JOB - Reproduce all of the data exactly, with no line skipped.

===

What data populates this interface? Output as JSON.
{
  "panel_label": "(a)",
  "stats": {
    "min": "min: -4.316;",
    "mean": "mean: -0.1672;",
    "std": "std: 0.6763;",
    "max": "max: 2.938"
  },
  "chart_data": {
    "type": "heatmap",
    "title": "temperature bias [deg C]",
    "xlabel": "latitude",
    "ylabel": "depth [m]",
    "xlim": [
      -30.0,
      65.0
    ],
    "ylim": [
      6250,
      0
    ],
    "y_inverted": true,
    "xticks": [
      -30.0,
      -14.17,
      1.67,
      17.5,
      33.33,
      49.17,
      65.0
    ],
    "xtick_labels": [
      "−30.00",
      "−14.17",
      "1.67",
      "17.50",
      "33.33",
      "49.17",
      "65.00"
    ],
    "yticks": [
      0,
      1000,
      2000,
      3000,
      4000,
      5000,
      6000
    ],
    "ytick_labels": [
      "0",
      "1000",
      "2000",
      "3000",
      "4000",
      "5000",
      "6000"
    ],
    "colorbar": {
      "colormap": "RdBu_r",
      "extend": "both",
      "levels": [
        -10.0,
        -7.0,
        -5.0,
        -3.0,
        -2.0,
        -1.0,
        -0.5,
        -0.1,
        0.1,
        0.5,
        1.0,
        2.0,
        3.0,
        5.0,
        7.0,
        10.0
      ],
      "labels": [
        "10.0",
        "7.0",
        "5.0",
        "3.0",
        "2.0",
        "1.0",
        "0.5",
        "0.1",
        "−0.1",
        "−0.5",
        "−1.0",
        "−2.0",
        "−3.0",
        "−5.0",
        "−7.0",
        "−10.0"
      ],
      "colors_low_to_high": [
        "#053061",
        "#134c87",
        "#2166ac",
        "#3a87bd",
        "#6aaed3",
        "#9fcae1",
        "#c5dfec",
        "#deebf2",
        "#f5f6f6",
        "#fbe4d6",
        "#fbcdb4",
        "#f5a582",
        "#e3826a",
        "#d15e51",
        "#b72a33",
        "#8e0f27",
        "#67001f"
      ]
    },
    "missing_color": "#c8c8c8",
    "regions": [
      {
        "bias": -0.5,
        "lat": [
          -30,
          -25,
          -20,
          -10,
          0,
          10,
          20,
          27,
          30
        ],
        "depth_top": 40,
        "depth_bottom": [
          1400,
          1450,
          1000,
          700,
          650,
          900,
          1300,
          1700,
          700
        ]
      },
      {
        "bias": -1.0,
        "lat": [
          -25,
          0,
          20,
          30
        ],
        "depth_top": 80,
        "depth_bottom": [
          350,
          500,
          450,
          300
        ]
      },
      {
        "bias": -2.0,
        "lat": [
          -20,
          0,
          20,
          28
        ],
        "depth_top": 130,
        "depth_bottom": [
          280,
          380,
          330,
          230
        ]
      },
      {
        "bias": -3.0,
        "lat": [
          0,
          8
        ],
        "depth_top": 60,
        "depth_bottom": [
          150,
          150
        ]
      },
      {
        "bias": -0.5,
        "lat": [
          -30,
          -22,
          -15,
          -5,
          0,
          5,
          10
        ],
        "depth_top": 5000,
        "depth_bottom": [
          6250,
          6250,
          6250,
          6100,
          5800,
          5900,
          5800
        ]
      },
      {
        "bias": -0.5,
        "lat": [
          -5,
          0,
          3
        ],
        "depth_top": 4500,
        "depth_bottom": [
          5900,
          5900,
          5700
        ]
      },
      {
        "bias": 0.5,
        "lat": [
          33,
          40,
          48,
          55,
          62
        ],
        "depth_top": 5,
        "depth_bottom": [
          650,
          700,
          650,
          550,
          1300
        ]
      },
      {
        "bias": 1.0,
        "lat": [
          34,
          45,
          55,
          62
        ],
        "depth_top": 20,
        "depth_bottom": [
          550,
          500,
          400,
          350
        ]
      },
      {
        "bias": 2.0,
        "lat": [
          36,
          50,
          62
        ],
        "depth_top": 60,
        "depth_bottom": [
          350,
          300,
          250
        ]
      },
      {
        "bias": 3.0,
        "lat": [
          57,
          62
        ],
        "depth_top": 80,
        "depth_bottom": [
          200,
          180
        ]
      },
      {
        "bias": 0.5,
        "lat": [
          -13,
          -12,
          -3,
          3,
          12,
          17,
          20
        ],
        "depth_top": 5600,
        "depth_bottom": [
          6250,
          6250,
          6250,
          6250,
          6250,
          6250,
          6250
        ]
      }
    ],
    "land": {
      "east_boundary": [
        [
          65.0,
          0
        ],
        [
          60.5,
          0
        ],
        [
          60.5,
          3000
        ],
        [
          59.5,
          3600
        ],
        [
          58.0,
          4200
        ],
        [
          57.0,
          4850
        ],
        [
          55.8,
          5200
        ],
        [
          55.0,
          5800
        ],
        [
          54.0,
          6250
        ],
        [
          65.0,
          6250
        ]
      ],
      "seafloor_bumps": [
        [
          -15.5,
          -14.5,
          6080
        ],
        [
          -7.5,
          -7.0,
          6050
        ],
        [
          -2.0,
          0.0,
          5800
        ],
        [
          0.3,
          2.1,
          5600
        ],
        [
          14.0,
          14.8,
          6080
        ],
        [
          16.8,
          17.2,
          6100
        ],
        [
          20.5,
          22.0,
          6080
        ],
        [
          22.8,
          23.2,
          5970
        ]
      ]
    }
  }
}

===

WORKED ANSWER -
What data populates this interface? Output as JSON.
{
  "panel_label": "(a)",
  "stats": {
    "min": "min: -4.316;",
    "mean": "mean: -0.1672;",
    "std": "std: 0.6763;",
    "max": "max: 2.938"
  },
  "chart_data": {
    "type": "heatmap",
    "title": "temperature bias [deg C]",
    "xlabel": "latitude",
    "ylabel": "depth [m]",
    "xlim": [
      -30.0,
      65.0
    ],
    "ylim": [
      6250,
      0
    ],
    "y_inverted": true,
    "xticks": [
      -30.0,
      -14.17,
      1.67,
      17.5,
      33.33,
      49.17,
      65.0
    ],
    "xtick_labels": [
      "−30.00",
      "−14.17",
      "1.67",
      "17.50",
      "33.33",
      "49.17",
      "65.00"
    ],
    "yticks": [
      0,
      1000,
      2000,
      3000,
      4000,
      5000,
      6000
    ],
    "ytick_labels": [
      "0",
      "1000",
      "2000",
      "3000",
      "4000",
      "5000",
      "6000"
    ],
    "colorbar": {
      "colormap": "RdBu_r",
      "extend": "both",
      "levels": [
        -10.0,
        -7.0,
        -5.0,
        -3.0,
        -2.0,
        -1.0,
        -0.5,
        -0.1,
        0.1,
        0.5,
        1.0,
        2.0,
        3.0,
        5.0,
        7.0,
        10.0
      ],
      "labels": [
        "10.0",
        "7.0",
        "5.0",
        "3.0",
        "2.0",
        "1.0",
        "0.5",
        "0.1",
        "−0.1",
        "−0.5",
        "−1.0",
        "−2.0",
        "−3.0",
        "−5.0",
        "−7.0",
        "−10.0"
      ],
      "colors_low_to_high": [
        "#053061",
        "#134c87",
        "#2166ac",
        "#3a87bd",
        "#6aaed3",
        "#9fcae1",
        "#c5dfec",
        "#deebf2",
        "#f5f6f6",
        "#fbe4d6",
        "#fbcdb4",
        "#f5a582",
        "#e3826a",
        "#d15e51",
        "#b72a33",
        "#8e0f27",
        "#67001f"
      ]
    },
    "missing_color": "#c8c8c8",
    "regions": [
      {
        "bias": -0.5,
        "lat": [
          -30,
          -25,
          -20,
          -10,
          0,
          10,
          20,
          27,
          30
        ],
        "depth_top": 40,
        "depth_bottom": [
          1400,
          1450,
          1000,
          700,
          650,
          900,
          1300,
          1700,
          700
        ]
      },
      {
        "bias": -1.0,
        "lat": [
          -25,
          0,
          20,
          30
        ],
        "depth_top": 80,
        "depth_bottom": [
          350,
          500,
          450,
          300
        ]
      },
      {
        "bias": -2.0,
        "lat": [
          -20,
          0,
          20,
          28
        ],
        "depth_top": 130,
        "depth_bottom": [
          280,
          380,
          330,
          230
        ]
      },
      {
        "bias": -3.0,
        "lat": [
          0,
          8
        ],
        "depth_top": 60,
        "depth_bottom": [
          150,
          150
        ]
      },
      {
        "bias": -0.5,
        "lat": [
          -30,
          -22,
          -15,
          -5,
          0,
          5,
          10
        ],
        "depth_top": 5000,
        "depth_bottom": [
          6250,
          6250,
          6250,
          6100,
          5800,
          5900,
          5800
        ]
      },
      {
        "bias": -0.5,
        "lat": [
          -5,
          0,
          3
        ],
        "depth_top": 4500,
        "depth_bottom": [
          5900,
          5900,
          5700
        ]
      },
      {
        "bias": 0.5,
        "lat": [
          33,
          40,
          48,
          55,
          62
        ],
        "depth_top": 5,
        "depth_bottom": [
          650,
          700,
          650,
          550,
          1300
        ]
      },
      {
        "bias": 1.0,
        "lat": [
          34,
          45,
          55,
          62
        ],
        "depth_top": 20,
        "depth_bottom": [
          550,
          500,
          400,
          350
        ]
      },
      {
        "bias": 2.0,
        "lat": [
          36,
          50,
          62
        ],
        "depth_top": 60,
        "depth_bottom": [
          350,
          300,
          250
        ]
      },
      {
        "bias": 3.0,
        "lat": [
          57,
          62
        ],
        "depth_top": 80,
        "depth_bottom": [
          200,
          180
        ]
      },
      {
        "bias": 0.5,
        "lat": [
          -13,
          -12,
          -3,
          3,
          12,
          17,
          20
        ],
        "depth_top": 5600,
        "depth_bottom": [
          6250,
          6250,
          6250,
          6250,
          6250,
          6250,
          6250
        ]
      }
    ],
    "land": {
      "east_boundary": [
        [
          65.0,
          0
        ],
        [
          60.5,
          0
        ],
        [
          60.5,
          3000
        ],
        [
          59.5,
          3600
        ],
        [
          58.0,
          4200
        ],
        [
          57.0,
          4850
        ],
        [
          55.8,
          5200
        ],
        [
          55.0,
          5800
        ],
        [
          54.0,
          6250
        ],
        [
          65.0,
          6250
        ]
      ],
      "seafloor_bumps": [
        [
          -15.5,
          -14.5,
          6080
        ],
        [
          -7.5,
          -7.0,
          6050
        ],
        [
          -2.0,
          0.0,
          5800
        ],
        [
          0.3,
          2.1,
          5600
        ],
        [
          14.0,
          14.8,
          6080
        ],
        [
          16.8,
          17.2,
          6100
        ],
        [
          20.5,
          22.0,
          6080
        ],
        [
          22.8,
          23.2,
          5970
        ]
      ]
    }
  }
}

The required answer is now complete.